OBJECTIVE ::
Select all lines with the string "JSON" in them, and copy those lines.

──────

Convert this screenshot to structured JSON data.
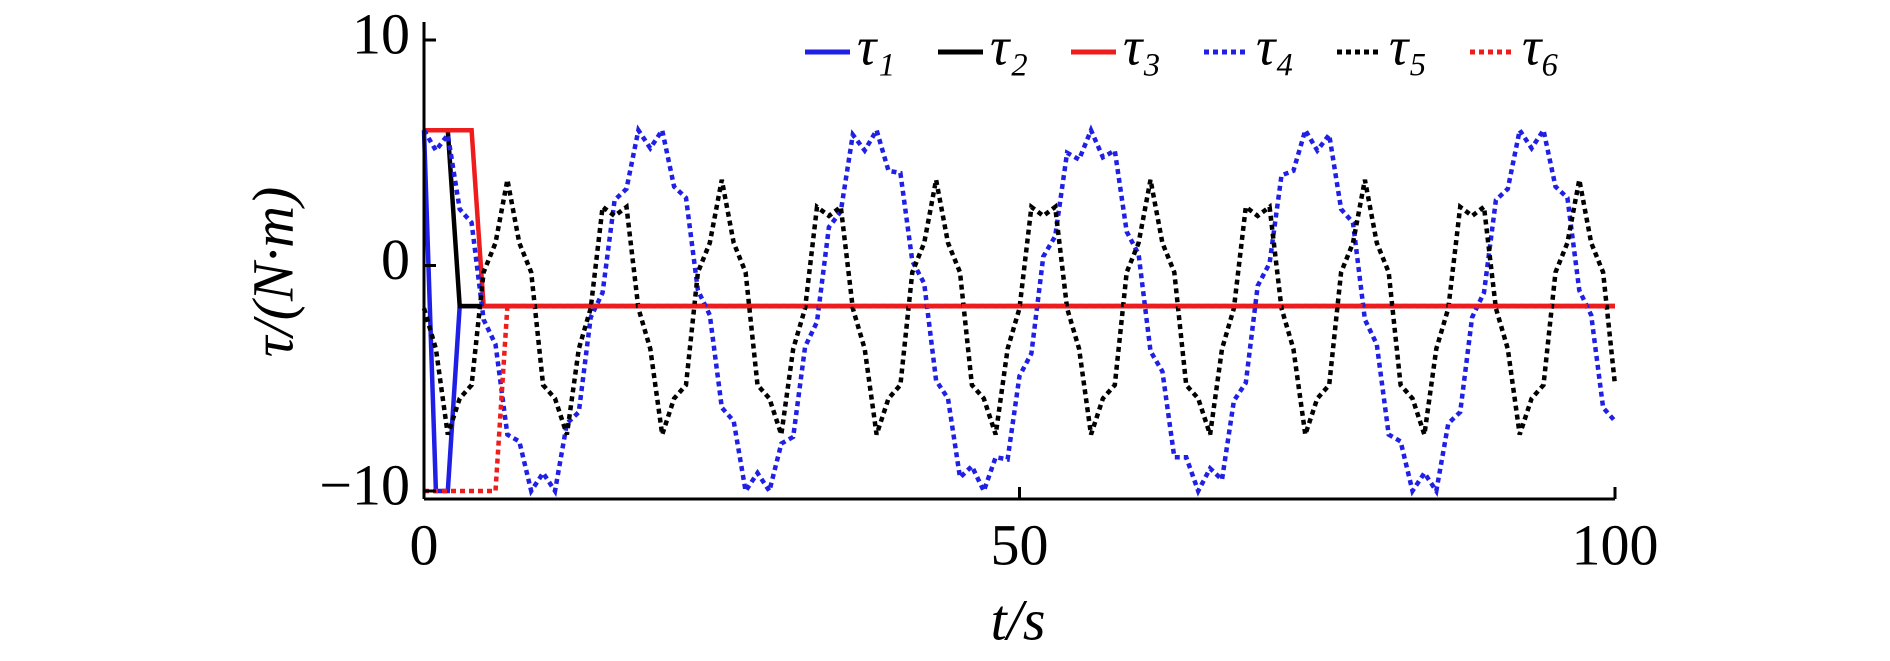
{
  "chart_data": {
    "type": "line",
    "xlabel": "t/s",
    "ylabel": "τ/(N·m)",
    "xlim": [
      0,
      100
    ],
    "xticks": [
      0,
      50,
      100
    ],
    "ylim": [
      -10,
      10
    ],
    "yticks": [
      {
        "value": -10,
        "label": "−10"
      },
      0,
      10
    ],
    "grid": false,
    "legend": "top",
    "x": [
      0,
      1,
      2,
      3,
      4,
      5,
      6,
      7,
      8,
      9,
      10,
      11,
      12,
      13,
      14,
      15,
      16,
      17,
      18,
      19,
      20,
      21,
      22,
      23,
      24,
      25,
      26,
      27,
      28,
      29,
      30,
      31,
      32,
      33,
      34,
      35,
      36,
      37,
      38,
      39,
      40,
      41,
      42,
      43,
      44,
      45,
      46,
      47,
      48,
      49,
      50,
      51,
      52,
      53,
      54,
      55,
      56,
      57,
      58,
      59,
      60,
      61,
      62,
      63,
      64,
      65,
      66,
      67,
      68,
      69,
      70,
      71,
      72,
      73,
      74,
      75,
      76,
      77,
      78,
      79,
      80,
      81,
      82,
      83,
      84,
      85,
      86,
      87,
      88,
      89,
      90,
      91,
      92,
      93,
      94,
      95,
      96,
      97,
      98,
      99,
      100
    ],
    "series": [
      {
        "name": "τ₁",
        "color": "#1f1fe6",
        "style": "solid",
        "values": [
          6,
          -10,
          -10,
          -1.8,
          -1.8,
          -1.8,
          -1.8,
          -1.8,
          -1.8,
          -1.8,
          -1.8,
          -1.8,
          -1.8,
          -1.8,
          -1.8,
          -1.8,
          -1.8,
          -1.8,
          -1.8,
          -1.8,
          -1.8,
          -1.8,
          -1.8,
          -1.8,
          -1.8,
          -1.8,
          -1.8,
          -1.8,
          -1.8,
          -1.8,
          -1.8,
          -1.8,
          -1.8,
          -1.8,
          -1.8,
          -1.8,
          -1.8,
          -1.8,
          -1.8,
          -1.8,
          -1.8,
          -1.8,
          -1.8,
          -1.8,
          -1.8,
          -1.8,
          -1.8,
          -1.8,
          -1.8,
          -1.8,
          -1.8,
          -1.8,
          -1.8,
          -1.8,
          -1.8,
          -1.8,
          -1.8,
          -1.8,
          -1.8,
          -1.8,
          -1.8,
          -1.8,
          -1.8,
          -1.8,
          -1.8,
          -1.8,
          -1.8,
          -1.8,
          -1.8,
          -1.8,
          -1.8,
          -1.8,
          -1.8,
          -1.8,
          -1.8,
          -1.8,
          -1.8,
          -1.8,
          -1.8,
          -1.8,
          -1.8,
          -1.8,
          -1.8,
          -1.8,
          -1.8,
          -1.8,
          -1.8,
          -1.8,
          -1.8,
          -1.8,
          -1.8,
          -1.8,
          -1.8,
          -1.8,
          -1.8,
          -1.8,
          -1.8,
          -1.8,
          -1.8,
          -1.8,
          -1.8
        ]
      },
      {
        "name": "τ₂",
        "color": "#000000",
        "style": "solid",
        "values": [
          6,
          6,
          6,
          -1.8,
          -1.8,
          -1.8,
          -1.8,
          -1.8,
          -1.8,
          -1.8,
          -1.8,
          -1.8,
          -1.8,
          -1.8,
          -1.8,
          -1.8,
          -1.8,
          -1.8,
          -1.8,
          -1.8,
          -1.8,
          -1.8,
          -1.8,
          -1.8,
          -1.8,
          -1.8,
          -1.8,
          -1.8,
          -1.8,
          -1.8,
          -1.8,
          -1.8,
          -1.8,
          -1.8,
          -1.8,
          -1.8,
          -1.8,
          -1.8,
          -1.8,
          -1.8,
          -1.8,
          -1.8,
          -1.8,
          -1.8,
          -1.8,
          -1.8,
          -1.8,
          -1.8,
          -1.8,
          -1.8,
          -1.8,
          -1.8,
          -1.8,
          -1.8,
          -1.8,
          -1.8,
          -1.8,
          -1.8,
          -1.8,
          -1.8,
          -1.8,
          -1.8,
          -1.8,
          -1.8,
          -1.8,
          -1.8,
          -1.8,
          -1.8,
          -1.8,
          -1.8,
          -1.8,
          -1.8,
          -1.8,
          -1.8,
          -1.8,
          -1.8,
          -1.8,
          -1.8,
          -1.8,
          -1.8,
          -1.8,
          -1.8,
          -1.8,
          -1.8,
          -1.8,
          -1.8,
          -1.8,
          -1.8,
          -1.8,
          -1.8,
          -1.8,
          -1.8,
          -1.8,
          -1.8,
          -1.8,
          -1.8,
          -1.8,
          -1.8,
          -1.8,
          -1.8,
          -1.8
        ]
      },
      {
        "name": "τ₃",
        "color": "#ee1c1c",
        "style": "solid",
        "values": [
          6,
          6,
          6,
          6,
          6,
          -1.8,
          -1.8,
          -1.8,
          -1.8,
          -1.8,
          -1.8,
          -1.8,
          -1.8,
          -1.8,
          -1.8,
          -1.8,
          -1.8,
          -1.8,
          -1.8,
          -1.8,
          -1.8,
          -1.8,
          -1.8,
          -1.8,
          -1.8,
          -1.8,
          -1.8,
          -1.8,
          -1.8,
          -1.8,
          -1.8,
          -1.8,
          -1.8,
          -1.8,
          -1.8,
          -1.8,
          -1.8,
          -1.8,
          -1.8,
          -1.8,
          -1.8,
          -1.8,
          -1.8,
          -1.8,
          -1.8,
          -1.8,
          -1.8,
          -1.8,
          -1.8,
          -1.8,
          -1.8,
          -1.8,
          -1.8,
          -1.8,
          -1.8,
          -1.8,
          -1.8,
          -1.8,
          -1.8,
          -1.8,
          -1.8,
          -1.8,
          -1.8,
          -1.8,
          -1.8,
          -1.8,
          -1.8,
          -1.8,
          -1.8,
          -1.8,
          -1.8,
          -1.8,
          -1.8,
          -1.8,
          -1.8,
          -1.8,
          -1.8,
          -1.8,
          -1.8,
          -1.8,
          -1.8,
          -1.8,
          -1.8,
          -1.8,
          -1.8,
          -1.8,
          -1.8,
          -1.8,
          -1.8,
          -1.8,
          -1.8,
          -1.8,
          -1.8,
          -1.8,
          -1.8,
          -1.8,
          -1.8,
          -1.8,
          -1.8,
          -1.8,
          -1.8
        ]
      },
      {
        "name": "τ₄",
        "color": "#1f1fe6",
        "style": "dotted",
        "values": [
          6,
          5.1,
          5.8,
          2.5,
          1.9,
          -2.4,
          -3.5,
          -7.5,
          -7.8,
          -10,
          -9.2,
          -10,
          -7,
          -6.5,
          -2.3,
          -1.2,
          2.9,
          3.4,
          6,
          5.2,
          6,
          3.5,
          3,
          -1.1,
          -2.2,
          -6.3,
          -6.9,
          -10,
          -9.2,
          -10,
          -7.9,
          -7.6,
          -3.6,
          -2.5,
          1.7,
          2.4,
          5.8,
          5.1,
          6,
          4.2,
          4.1,
          0.2,
          -0.8,
          -5.1,
          -5.9,
          -9.4,
          -8.9,
          -10,
          -8.5,
          -8.6,
          -4.9,
          -3.9,
          0.4,
          1.3,
          5,
          4.7,
          6,
          4.8,
          5.1,
          1.5,
          0.5,
          -3.8,
          -4.7,
          -8.5,
          -8.5,
          -10,
          -9,
          -9.5,
          -6,
          -5.2,
          -0.9,
          0.1,
          4,
          4.2,
          6,
          5.1,
          5.8,
          2.5,
          1.9,
          -2.4,
          -3.5,
          -7.5,
          -7.8,
          -10,
          -9.2,
          -10,
          -7,
          -6.5,
          -2.3,
          -1.2,
          2.9,
          3.4,
          6,
          5.2,
          6,
          3.5,
          3,
          -1.1,
          -2.2,
          -6.3,
          -6.9
        ]
      },
      {
        "name": "τ₅",
        "color": "#000000",
        "style": "dotted",
        "values": [
          -1.9,
          -3.7,
          -7.5,
          -5.9,
          -5.3,
          -0.3,
          1,
          3.8,
          1,
          -0.3,
          -5.3,
          -5.9,
          -7.5,
          -3.7,
          -1.9,
          2.6,
          2.2,
          2.6,
          -1.9,
          -3.7,
          -7.5,
          -5.9,
          -5.3,
          -0.3,
          1,
          3.8,
          1,
          -0.3,
          -5.3,
          -5.9,
          -7.5,
          -3.7,
          -1.9,
          2.6,
          2.2,
          2.6,
          -1.9,
          -3.7,
          -7.5,
          -5.9,
          -5.3,
          -0.3,
          1,
          3.8,
          1,
          -0.3,
          -5.3,
          -5.9,
          -7.5,
          -3.7,
          -1.9,
          2.6,
          2.2,
          2.6,
          -1.9,
          -3.7,
          -7.5,
          -5.9,
          -5.3,
          -0.3,
          1,
          3.8,
          1,
          -0.3,
          -5.3,
          -5.9,
          -7.5,
          -3.7,
          -1.9,
          2.6,
          2.2,
          2.6,
          -1.9,
          -3.7,
          -7.5,
          -5.9,
          -5.3,
          -0.3,
          1,
          3.8,
          1,
          -0.3,
          -5.3,
          -5.9,
          -7.5,
          -3.7,
          -1.9,
          2.6,
          2.2,
          2.6,
          -1.9,
          -3.7,
          -7.5,
          -5.9,
          -5.3,
          -0.3,
          1,
          3.8,
          1,
          -0.3,
          -5.3
        ]
      },
      {
        "name": "τ₆",
        "color": "#ee1c1c",
        "style": "dotted",
        "values": [
          -10,
          -10,
          -10,
          -10,
          -10,
          -10,
          -10,
          -1.8,
          -1.8,
          -1.8,
          -1.8,
          -1.8,
          -1.8,
          -1.8,
          -1.8,
          -1.8,
          -1.8,
          -1.8,
          -1.8,
          -1.8,
          -1.8,
          -1.8,
          -1.8,
          -1.8,
          -1.8,
          -1.8,
          -1.8,
          -1.8,
          -1.8,
          -1.8,
          -1.8,
          -1.8,
          -1.8,
          -1.8,
          -1.8,
          -1.8,
          -1.8,
          -1.8,
          -1.8,
          -1.8,
          -1.8,
          -1.8,
          -1.8,
          -1.8,
          -1.8,
          -1.8,
          -1.8,
          -1.8,
          -1.8,
          -1.8,
          -1.8,
          -1.8,
          -1.8,
          -1.8,
          -1.8,
          -1.8,
          -1.8,
          -1.8,
          -1.8,
          -1.8,
          -1.8,
          -1.8,
          -1.8,
          -1.8,
          -1.8,
          -1.8,
          -1.8,
          -1.8,
          -1.8,
          -1.8,
          -1.8,
          -1.8,
          -1.8,
          -1.8,
          -1.8,
          -1.8,
          -1.8,
          -1.8,
          -1.8,
          -1.8,
          -1.8,
          -1.8,
          -1.8,
          -1.8,
          -1.8,
          -1.8,
          -1.8,
          -1.8,
          -1.8,
          -1.8,
          -1.8,
          -1.8,
          -1.8,
          -1.8,
          -1.8,
          -1.8,
          -1.8,
          -1.8,
          -1.8,
          -1.8,
          -1.8
        ]
      }
    ]
  }
}
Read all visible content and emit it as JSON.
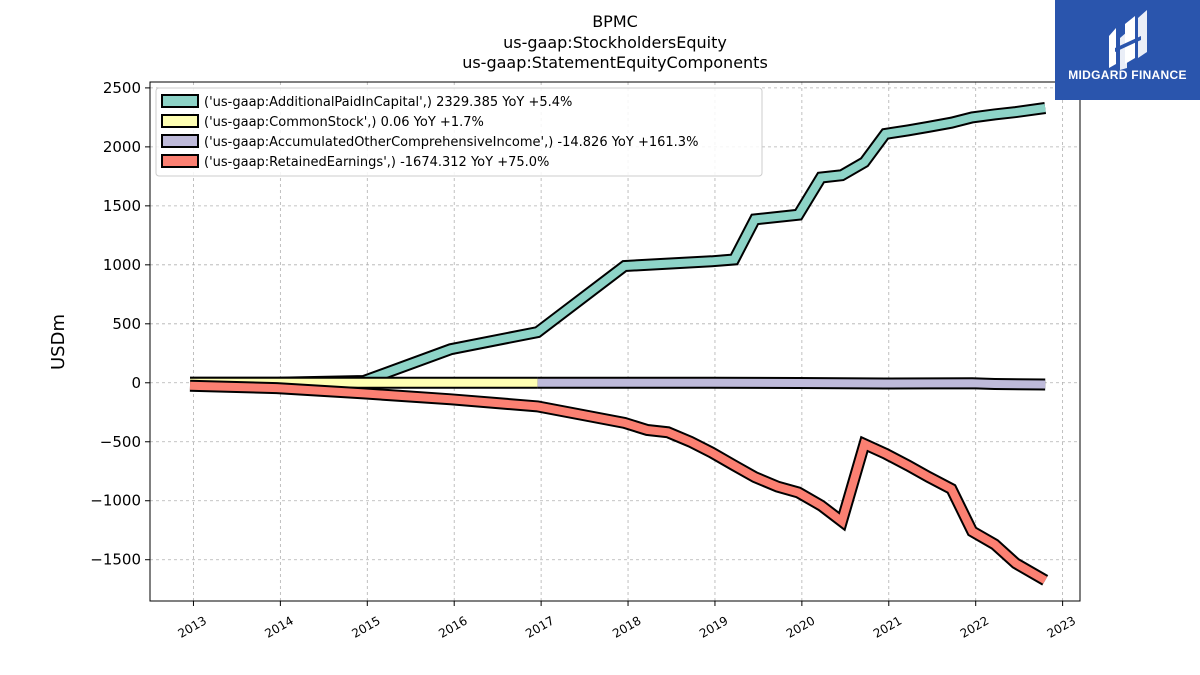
{
  "chart_data": {
    "type": "area",
    "title": [
      "BPMC",
      "us-gaap:StockholdersEquity",
      "us-gaap:StatementEquityComponents"
    ],
    "ylabel": "USDm",
    "xlabel": "",
    "ylim": [
      -1850,
      2550
    ],
    "xlim": [
      2012.5,
      2023.2
    ],
    "yticks": [
      2500,
      2000,
      1500,
      1000,
      500,
      0,
      -500,
      -1000,
      -1500
    ],
    "ytick_labels": [
      "2500",
      "2000",
      "1500",
      "1000",
      "500",
      "0",
      "−500",
      "−1000",
      "−1500"
    ],
    "xticks": [
      2013,
      2014,
      2015,
      2016,
      2017,
      2018,
      2019,
      2020,
      2021,
      2022,
      2023
    ],
    "xtick_labels": [
      "2013",
      "2014",
      "2015",
      "2016",
      "2017",
      "2018",
      "2019",
      "2020",
      "2021",
      "2022",
      "2023"
    ],
    "grid": true,
    "legend_position": "top-left",
    "series": [
      {
        "name": "('us-gaap:AdditionalPaidInCapital',) 2329.385 YoY +5.4%",
        "color": "#8dd3c7",
        "x": [
          2012.96,
          2013.96,
          2014.96,
          2015.96,
          2016.96,
          2017.96,
          2018.96,
          2019.22,
          2019.46,
          2019.96,
          2020.22,
          2020.46,
          2020.72,
          2020.96,
          2021.22,
          2021.46,
          2021.72,
          2021.96,
          2022.22,
          2022.46,
          2022.8
        ],
        "values": [
          0,
          0,
          15,
          285,
          430,
          990,
          1030,
          1045,
          1385,
          1425,
          1740,
          1760,
          1870,
          2110,
          2140,
          2170,
          2205,
          2250,
          2275,
          2295,
          2329.385
        ]
      },
      {
        "name": "('us-gaap:CommonStock',) 0.06 YoY +1.7%",
        "color": "#ffffb3",
        "x": [
          2012.96,
          2016.96
        ],
        "values": [
          0.06,
          0.06
        ]
      },
      {
        "name": "('us-gaap:AccumulatedOtherComprehensiveIncome',) -14.826 YoY +161.3%",
        "color": "#bebada",
        "x": [
          2016.96,
          2017.96,
          2018.96,
          2019.96,
          2020.96,
          2021.96,
          2022.22,
          2022.8
        ],
        "values": [
          0,
          0,
          0,
          -2,
          -6,
          -4,
          -10,
          -14.826
        ]
      },
      {
        "name": "('us-gaap:RetainedEarnings',) -1674.312 YoY +75.0%",
        "color": "#fb8072",
        "x": [
          2012.96,
          2013.96,
          2014.96,
          2015.96,
          2016.96,
          2017.96,
          2018.22,
          2018.46,
          2018.72,
          2018.96,
          2019.22,
          2019.46,
          2019.72,
          2019.96,
          2020.22,
          2020.46,
          2020.72,
          2020.96,
          2021.22,
          2021.46,
          2021.72,
          2021.96,
          2022.22,
          2022.46,
          2022.8
        ],
        "values": [
          -25,
          -45,
          -90,
          -140,
          -200,
          -340,
          -400,
          -420,
          -500,
          -590,
          -700,
          -800,
          -880,
          -930,
          -1040,
          -1175,
          -520,
          -600,
          -700,
          -800,
          -900,
          -1260,
          -1370,
          -1530,
          -1674.312
        ]
      }
    ]
  },
  "logo": {
    "text": "MIDGARD FINANCE"
  }
}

──────

EXERCISE RESPONSE ::
Convert this screenshot to structured JSON data.
Read all visible content and emit it as JSON.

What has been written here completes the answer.